Stored data:
········

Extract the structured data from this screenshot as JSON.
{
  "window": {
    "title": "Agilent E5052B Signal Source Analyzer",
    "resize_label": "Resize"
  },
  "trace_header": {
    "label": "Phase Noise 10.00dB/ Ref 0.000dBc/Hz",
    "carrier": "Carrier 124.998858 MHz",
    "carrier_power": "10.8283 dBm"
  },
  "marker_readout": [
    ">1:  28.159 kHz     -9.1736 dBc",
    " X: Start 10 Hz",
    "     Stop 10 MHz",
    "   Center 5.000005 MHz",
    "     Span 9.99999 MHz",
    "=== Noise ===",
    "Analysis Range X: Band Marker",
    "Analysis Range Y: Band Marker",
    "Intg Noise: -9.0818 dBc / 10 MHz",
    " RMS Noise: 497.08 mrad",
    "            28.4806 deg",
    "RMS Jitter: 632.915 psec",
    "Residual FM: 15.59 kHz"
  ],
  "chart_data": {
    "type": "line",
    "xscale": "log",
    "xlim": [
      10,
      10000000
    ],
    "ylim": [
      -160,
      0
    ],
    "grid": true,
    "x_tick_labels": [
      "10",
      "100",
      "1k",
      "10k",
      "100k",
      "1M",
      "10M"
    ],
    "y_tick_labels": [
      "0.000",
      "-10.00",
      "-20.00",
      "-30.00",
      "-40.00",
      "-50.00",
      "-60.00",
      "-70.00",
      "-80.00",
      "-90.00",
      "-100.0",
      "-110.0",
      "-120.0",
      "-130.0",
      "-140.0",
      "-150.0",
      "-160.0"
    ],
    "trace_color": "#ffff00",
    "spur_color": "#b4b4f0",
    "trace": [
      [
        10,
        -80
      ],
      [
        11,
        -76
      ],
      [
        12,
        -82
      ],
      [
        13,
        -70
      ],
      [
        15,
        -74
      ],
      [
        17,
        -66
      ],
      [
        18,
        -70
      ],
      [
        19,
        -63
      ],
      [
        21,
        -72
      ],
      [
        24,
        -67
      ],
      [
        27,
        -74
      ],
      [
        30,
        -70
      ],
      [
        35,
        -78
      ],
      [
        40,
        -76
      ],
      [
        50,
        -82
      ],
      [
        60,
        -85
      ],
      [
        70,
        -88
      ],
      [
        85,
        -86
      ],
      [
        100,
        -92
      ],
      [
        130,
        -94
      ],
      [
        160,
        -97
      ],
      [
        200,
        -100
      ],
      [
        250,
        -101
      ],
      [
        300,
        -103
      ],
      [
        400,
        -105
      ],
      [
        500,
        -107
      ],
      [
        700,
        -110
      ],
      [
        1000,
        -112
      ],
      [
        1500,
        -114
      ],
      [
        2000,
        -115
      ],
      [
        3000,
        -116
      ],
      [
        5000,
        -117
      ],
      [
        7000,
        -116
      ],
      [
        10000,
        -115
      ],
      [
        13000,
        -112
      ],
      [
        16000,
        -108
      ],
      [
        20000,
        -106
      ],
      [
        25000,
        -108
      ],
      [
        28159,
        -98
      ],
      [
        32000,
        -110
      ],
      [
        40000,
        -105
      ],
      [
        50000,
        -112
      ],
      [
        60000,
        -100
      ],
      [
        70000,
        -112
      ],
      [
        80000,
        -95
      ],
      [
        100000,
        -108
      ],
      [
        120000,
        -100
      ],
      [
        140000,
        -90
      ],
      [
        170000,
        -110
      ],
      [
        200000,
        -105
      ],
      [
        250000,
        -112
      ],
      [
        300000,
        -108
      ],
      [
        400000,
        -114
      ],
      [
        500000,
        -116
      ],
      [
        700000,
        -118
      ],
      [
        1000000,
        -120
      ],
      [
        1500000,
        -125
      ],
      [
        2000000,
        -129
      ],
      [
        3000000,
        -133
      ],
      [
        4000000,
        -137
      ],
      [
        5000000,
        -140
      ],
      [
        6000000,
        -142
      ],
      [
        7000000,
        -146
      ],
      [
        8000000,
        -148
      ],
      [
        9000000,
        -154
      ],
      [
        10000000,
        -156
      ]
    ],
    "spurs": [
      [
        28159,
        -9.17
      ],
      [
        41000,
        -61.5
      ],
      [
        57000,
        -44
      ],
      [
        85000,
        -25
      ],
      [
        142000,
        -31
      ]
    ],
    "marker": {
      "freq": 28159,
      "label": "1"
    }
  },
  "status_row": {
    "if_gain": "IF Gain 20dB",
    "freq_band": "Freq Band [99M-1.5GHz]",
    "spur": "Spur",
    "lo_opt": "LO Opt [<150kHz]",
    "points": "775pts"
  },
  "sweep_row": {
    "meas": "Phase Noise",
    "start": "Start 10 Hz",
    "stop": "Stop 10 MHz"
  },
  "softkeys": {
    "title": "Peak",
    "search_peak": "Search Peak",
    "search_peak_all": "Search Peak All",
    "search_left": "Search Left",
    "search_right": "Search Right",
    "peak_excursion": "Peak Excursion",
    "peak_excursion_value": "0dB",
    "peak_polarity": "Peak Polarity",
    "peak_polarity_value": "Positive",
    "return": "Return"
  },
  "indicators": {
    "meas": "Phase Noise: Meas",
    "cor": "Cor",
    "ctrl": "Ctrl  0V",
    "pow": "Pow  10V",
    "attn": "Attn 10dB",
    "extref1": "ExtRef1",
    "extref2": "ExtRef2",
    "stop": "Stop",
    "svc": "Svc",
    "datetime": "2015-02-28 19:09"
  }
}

········

● EXERCISE AIM:
Copy out the material word for word and line for line.

● EXPECTED OUTPUT:
Extract the structured data from this screenshot as JSON.
{
  "window": {
    "title": "Agilent E5052B Signal Source Analyzer",
    "resize_label": "Resize"
  },
  "trace_header": {
    "label": "Phase Noise 10.00dB/ Ref 0.000dBc/Hz",
    "carrier": "Carrier 124.998858 MHz",
    "carrier_power": "10.8283 dBm"
  },
  "marker_readout": [
    ">1:  28.159 kHz     -9.1736 dBc",
    " X: Start 10 Hz",
    "     Stop 10 MHz",
    "   Center 5.000005 MHz",
    "     Span 9.99999 MHz",
    "=== Noise ===",
    "Analysis Range X: Band Marker",
    "Analysis Range Y: Band Marker",
    "Intg Noise: -9.0818 dBc / 10 MHz",
    " RMS Noise: 497.08 mrad",
    "            28.4806 deg",
    "RMS Jitter: 632.915 psec",
    "Residual FM: 15.59 kHz"
  ],
  "chart_data": {
    "type": "line",
    "xscale": "log",
    "xlim": [
      10,
      10000000
    ],
    "ylim": [
      -160,
      0
    ],
    "grid": true,
    "x_tick_labels": [
      "10",
      "100",
      "1k",
      "10k",
      "100k",
      "1M",
      "10M"
    ],
    "y_tick_labels": [
      "0.000",
      "-10.00",
      "-20.00",
      "-30.00",
      "-40.00",
      "-50.00",
      "-60.00",
      "-70.00",
      "-80.00",
      "-90.00",
      "-100.0",
      "-110.0",
      "-120.0",
      "-130.0",
      "-140.0",
      "-150.0",
      "-160.0"
    ],
    "trace_color": "#ffff00",
    "spur_color": "#b4b4f0",
    "trace": [
      [
        10,
        -80
      ],
      [
        11,
        -76
      ],
      [
        12,
        -82
      ],
      [
        13,
        -70
      ],
      [
        15,
        -74
      ],
      [
        17,
        -66
      ],
      [
        18,
        -70
      ],
      [
        19,
        -63
      ],
      [
        21,
        -72
      ],
      [
        24,
        -67
      ],
      [
        27,
        -74
      ],
      [
        30,
        -70
      ],
      [
        35,
        -78
      ],
      [
        40,
        -76
      ],
      [
        50,
        -82
      ],
      [
        60,
        -85
      ],
      [
        70,
        -88
      ],
      [
        85,
        -86
      ],
      [
        100,
        -92
      ],
      [
        130,
        -94
      ],
      [
        160,
        -97
      ],
      [
        200,
        -100
      ],
      [
        250,
        -101
      ],
      [
        300,
        -103
      ],
      [
        400,
        -105
      ],
      [
        500,
        -107
      ],
      [
        700,
        -110
      ],
      [
        1000,
        -112
      ],
      [
        1500,
        -114
      ],
      [
        2000,
        -115
      ],
      [
        3000,
        -116
      ],
      [
        5000,
        -117
      ],
      [
        7000,
        -116
      ],
      [
        10000,
        -115
      ],
      [
        13000,
        -112
      ],
      [
        16000,
        -108
      ],
      [
        20000,
        -106
      ],
      [
        25000,
        -108
      ],
      [
        28159,
        -98
      ],
      [
        32000,
        -110
      ],
      [
        40000,
        -105
      ],
      [
        50000,
        -112
      ],
      [
        60000,
        -100
      ],
      [
        70000,
        -112
      ],
      [
        80000,
        -95
      ],
      [
        100000,
        -108
      ],
      [
        120000,
        -100
      ],
      [
        140000,
        -90
      ],
      [
        170000,
        -110
      ],
      [
        200000,
        -105
      ],
      [
        250000,
        -112
      ],
      [
        300000,
        -108
      ],
      [
        400000,
        -114
      ],
      [
        500000,
        -116
      ],
      [
        700000,
        -118
      ],
      [
        1000000,
        -120
      ],
      [
        1500000,
        -125
      ],
      [
        2000000,
        -129
      ],
      [
        3000000,
        -133
      ],
      [
        4000000,
        -137
      ],
      [
        5000000,
        -140
      ],
      [
        6000000,
        -142
      ],
      [
        7000000,
        -146
      ],
      [
        8000000,
        -148
      ],
      [
        9000000,
        -154
      ],
      [
        10000000,
        -156
      ]
    ],
    "spurs": [
      [
        28159,
        -9.17
      ],
      [
        41000,
        -61.5
      ],
      [
        57000,
        -44
      ],
      [
        85000,
        -25
      ],
      [
        142000,
        -31
      ]
    ],
    "marker": {
      "freq": 28159,
      "label": "1"
    }
  },
  "status_row": {
    "if_gain": "IF Gain 20dB",
    "freq_band": "Freq Band [99M-1.5GHz]",
    "spur": "Spur",
    "lo_opt": "LO Opt [<150kHz]",
    "points": "775pts"
  },
  "sweep_row": {
    "meas": "Phase Noise",
    "start": "Start 10 Hz",
    "stop": "Stop 10 MHz"
  },
  "softkeys": {
    "title": "Peak",
    "search_peak": "Search Peak",
    "search_peak_all": "Search Peak All",
    "search_left": "Search Left",
    "search_right": "Search Right",
    "peak_excursion": "Peak Excursion",
    "peak_excursion_value": "0dB",
    "peak_polarity": "Peak Polarity",
    "peak_polarity_value": "Positive",
    "return": "Return"
  },
  "indicators": {
    "meas": "Phase Noise: Meas",
    "cor": "Cor",
    "ctrl": "Ctrl  0V",
    "pow": "Pow  10V",
    "attn": "Attn 10dB",
    "extref1": "ExtRef1",
    "extref2": "ExtRef2",
    "stop": "Stop",
    "svc": "Svc",
    "datetime": "2015-02-28 19:09"
  }
}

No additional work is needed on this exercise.